= THE TASK =
Return the full listing exactly as it is written.
* begin MATERIAL PROVIDED *
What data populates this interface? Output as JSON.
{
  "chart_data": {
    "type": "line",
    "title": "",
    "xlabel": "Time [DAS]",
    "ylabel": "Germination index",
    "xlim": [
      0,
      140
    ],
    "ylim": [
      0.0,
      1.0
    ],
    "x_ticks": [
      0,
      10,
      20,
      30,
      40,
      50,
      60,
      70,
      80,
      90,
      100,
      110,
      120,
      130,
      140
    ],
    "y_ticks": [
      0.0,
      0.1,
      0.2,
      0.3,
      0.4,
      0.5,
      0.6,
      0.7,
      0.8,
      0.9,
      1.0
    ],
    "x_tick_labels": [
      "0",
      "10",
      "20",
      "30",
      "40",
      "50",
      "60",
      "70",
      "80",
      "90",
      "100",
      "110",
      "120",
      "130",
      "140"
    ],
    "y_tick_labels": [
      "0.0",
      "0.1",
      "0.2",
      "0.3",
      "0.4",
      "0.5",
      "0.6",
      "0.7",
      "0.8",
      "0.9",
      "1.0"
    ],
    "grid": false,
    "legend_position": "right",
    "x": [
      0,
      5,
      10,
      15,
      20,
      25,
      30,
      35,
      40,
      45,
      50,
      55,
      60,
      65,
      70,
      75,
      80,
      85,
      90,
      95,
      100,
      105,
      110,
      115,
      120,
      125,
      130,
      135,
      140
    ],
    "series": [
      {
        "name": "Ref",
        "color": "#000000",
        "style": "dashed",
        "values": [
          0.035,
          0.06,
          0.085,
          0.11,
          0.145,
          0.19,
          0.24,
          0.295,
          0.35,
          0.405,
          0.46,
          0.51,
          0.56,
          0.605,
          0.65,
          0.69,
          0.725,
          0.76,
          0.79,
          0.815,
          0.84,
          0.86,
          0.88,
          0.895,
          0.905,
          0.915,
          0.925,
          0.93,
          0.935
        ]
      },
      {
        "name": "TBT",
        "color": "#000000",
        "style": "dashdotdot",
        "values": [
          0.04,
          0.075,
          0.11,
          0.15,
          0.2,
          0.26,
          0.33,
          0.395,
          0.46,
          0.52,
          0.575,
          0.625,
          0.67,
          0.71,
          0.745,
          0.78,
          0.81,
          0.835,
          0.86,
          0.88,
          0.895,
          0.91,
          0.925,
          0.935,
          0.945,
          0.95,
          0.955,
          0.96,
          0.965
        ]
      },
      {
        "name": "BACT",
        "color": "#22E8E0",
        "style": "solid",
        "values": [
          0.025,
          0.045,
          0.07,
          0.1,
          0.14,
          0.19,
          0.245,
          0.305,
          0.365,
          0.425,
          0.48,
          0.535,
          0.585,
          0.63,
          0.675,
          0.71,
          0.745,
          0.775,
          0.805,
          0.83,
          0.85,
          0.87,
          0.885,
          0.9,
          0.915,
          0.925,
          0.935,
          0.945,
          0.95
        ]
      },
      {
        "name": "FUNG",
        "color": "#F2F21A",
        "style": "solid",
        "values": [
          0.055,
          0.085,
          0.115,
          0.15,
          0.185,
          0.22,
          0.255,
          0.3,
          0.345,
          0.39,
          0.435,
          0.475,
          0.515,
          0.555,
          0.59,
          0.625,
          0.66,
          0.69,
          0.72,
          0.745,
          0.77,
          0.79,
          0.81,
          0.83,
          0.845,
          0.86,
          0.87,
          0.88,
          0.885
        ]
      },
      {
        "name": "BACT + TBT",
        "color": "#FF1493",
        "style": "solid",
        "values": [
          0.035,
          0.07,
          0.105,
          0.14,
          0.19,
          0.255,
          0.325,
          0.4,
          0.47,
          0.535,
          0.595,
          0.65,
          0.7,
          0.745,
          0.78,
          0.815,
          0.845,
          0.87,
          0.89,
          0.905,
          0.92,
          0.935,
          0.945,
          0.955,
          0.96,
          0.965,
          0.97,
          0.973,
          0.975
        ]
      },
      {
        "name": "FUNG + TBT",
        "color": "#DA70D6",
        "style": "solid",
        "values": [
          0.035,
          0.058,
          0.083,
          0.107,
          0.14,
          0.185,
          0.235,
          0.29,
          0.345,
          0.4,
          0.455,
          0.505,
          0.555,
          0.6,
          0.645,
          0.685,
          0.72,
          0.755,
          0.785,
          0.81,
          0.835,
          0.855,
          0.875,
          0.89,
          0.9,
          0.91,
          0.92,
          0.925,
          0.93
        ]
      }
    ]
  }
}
* end MATERIAL PROVIDED *
= THE COMPLETED TASK =
What data populates this interface? Output as JSON.
{
  "chart_data": {
    "type": "line",
    "title": "",
    "xlabel": "Time [DAS]",
    "ylabel": "Germination index",
    "xlim": [
      0,
      140
    ],
    "ylim": [
      0.0,
      1.0
    ],
    "x_ticks": [
      0,
      10,
      20,
      30,
      40,
      50,
      60,
      70,
      80,
      90,
      100,
      110,
      120,
      130,
      140
    ],
    "y_ticks": [
      0.0,
      0.1,
      0.2,
      0.3,
      0.4,
      0.5,
      0.6,
      0.7,
      0.8,
      0.9,
      1.0
    ],
    "x_tick_labels": [
      "0",
      "10",
      "20",
      "30",
      "40",
      "50",
      "60",
      "70",
      "80",
      "90",
      "100",
      "110",
      "120",
      "130",
      "140"
    ],
    "y_tick_labels": [
      "0.0",
      "0.1",
      "0.2",
      "0.3",
      "0.4",
      "0.5",
      "0.6",
      "0.7",
      "0.8",
      "0.9",
      "1.0"
    ],
    "grid": false,
    "legend_position": "right",
    "x": [
      0,
      5,
      10,
      15,
      20,
      25,
      30,
      35,
      40,
      45,
      50,
      55,
      60,
      65,
      70,
      75,
      80,
      85,
      90,
      95,
      100,
      105,
      110,
      115,
      120,
      125,
      130,
      135,
      140
    ],
    "series": [
      {
        "name": "Ref",
        "color": "#000000",
        "style": "dashed",
        "values": [
          0.035,
          0.06,
          0.085,
          0.11,
          0.145,
          0.19,
          0.24,
          0.295,
          0.35,
          0.405,
          0.46,
          0.51,
          0.56,
          0.605,
          0.65,
          0.69,
          0.725,
          0.76,
          0.79,
          0.815,
          0.84,
          0.86,
          0.88,
          0.895,
          0.905,
          0.915,
          0.925,
          0.93,
          0.935
        ]
      },
      {
        "name": "TBT",
        "color": "#000000",
        "style": "dashdotdot",
        "values": [
          0.04,
          0.075,
          0.11,
          0.15,
          0.2,
          0.26,
          0.33,
          0.395,
          0.46,
          0.52,
          0.575,
          0.625,
          0.67,
          0.71,
          0.745,
          0.78,
          0.81,
          0.835,
          0.86,
          0.88,
          0.895,
          0.91,
          0.925,
          0.935,
          0.945,
          0.95,
          0.955,
          0.96,
          0.965
        ]
      },
      {
        "name": "BACT",
        "color": "#22E8E0",
        "style": "solid",
        "values": [
          0.025,
          0.045,
          0.07,
          0.1,
          0.14,
          0.19,
          0.245,
          0.305,
          0.365,
          0.425,
          0.48,
          0.535,
          0.585,
          0.63,
          0.675,
          0.71,
          0.745,
          0.775,
          0.805,
          0.83,
          0.85,
          0.87,
          0.885,
          0.9,
          0.915,
          0.925,
          0.935,
          0.945,
          0.95
        ]
      },
      {
        "name": "FUNG",
        "color": "#F2F21A",
        "style": "solid",
        "values": [
          0.055,
          0.085,
          0.115,
          0.15,
          0.185,
          0.22,
          0.255,
          0.3,
          0.345,
          0.39,
          0.435,
          0.475,
          0.515,
          0.555,
          0.59,
          0.625,
          0.66,
          0.69,
          0.72,
          0.745,
          0.77,
          0.79,
          0.81,
          0.83,
          0.845,
          0.86,
          0.87,
          0.88,
          0.885
        ]
      },
      {
        "name": "BACT + TBT",
        "color": "#FF1493",
        "style": "solid",
        "values": [
          0.035,
          0.07,
          0.105,
          0.14,
          0.19,
          0.255,
          0.325,
          0.4,
          0.47,
          0.535,
          0.595,
          0.65,
          0.7,
          0.745,
          0.78,
          0.815,
          0.845,
          0.87,
          0.89,
          0.905,
          0.92,
          0.935,
          0.945,
          0.955,
          0.96,
          0.965,
          0.97,
          0.973,
          0.975
        ]
      },
      {
        "name": "FUNG + TBT",
        "color": "#DA70D6",
        "style": "solid",
        "values": [
          0.035,
          0.058,
          0.083,
          0.107,
          0.14,
          0.185,
          0.235,
          0.29,
          0.345,
          0.4,
          0.455,
          0.505,
          0.555,
          0.6,
          0.645,
          0.685,
          0.72,
          0.755,
          0.785,
          0.81,
          0.835,
          0.855,
          0.875,
          0.89,
          0.9,
          0.91,
          0.92,
          0.925,
          0.93
        ]
      }
    ]
  }
}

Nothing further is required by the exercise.